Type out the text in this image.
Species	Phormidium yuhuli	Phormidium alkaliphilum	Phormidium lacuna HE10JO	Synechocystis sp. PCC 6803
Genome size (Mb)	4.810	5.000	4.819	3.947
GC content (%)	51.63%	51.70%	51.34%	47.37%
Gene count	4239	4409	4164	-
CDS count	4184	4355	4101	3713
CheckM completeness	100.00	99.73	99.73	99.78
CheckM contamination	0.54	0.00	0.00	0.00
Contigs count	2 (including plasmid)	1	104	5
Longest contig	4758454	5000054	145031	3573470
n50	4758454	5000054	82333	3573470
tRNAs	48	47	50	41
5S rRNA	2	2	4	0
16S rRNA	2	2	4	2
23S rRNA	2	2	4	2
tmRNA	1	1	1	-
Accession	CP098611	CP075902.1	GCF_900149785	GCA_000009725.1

* * * * * * *

- Work to be completed: Every record shown above should appear again in your answer, unchanged.

- Output of the exercise:
Type out the text in this image.
Species	Phormidium yuhuli	Phormidium alkaliphilum	Phormidium lacuna HE10JO	Synechocystis sp. PCC 6803
Genome size (Mb)	4.810	5.000	4.819	3.947
GC content (%)	51.63%	51.70%	51.34%	47.37%
Gene count	4239	4409	4164	-
CDS count	4184	4355	4101	3713
CheckM completeness	100.00	99.73	99.73	99.78
CheckM contamination	0.54	0.00	0.00	0.00
Contigs count	2 (including plasmid)	1	104	5
Longest contig	4758454	5000054	145031	3573470
n50	4758454	5000054	82333	3573470
tRNAs	48	47	50	41
5S rRNA	2	2	4	0
16S rRNA	2	2	4	2
23S rRNA	2	2	4	2
tmRNA	1	1	1	-
Accession	CP098611	CP075902.1	GCF_900149785	GCA_000009725.1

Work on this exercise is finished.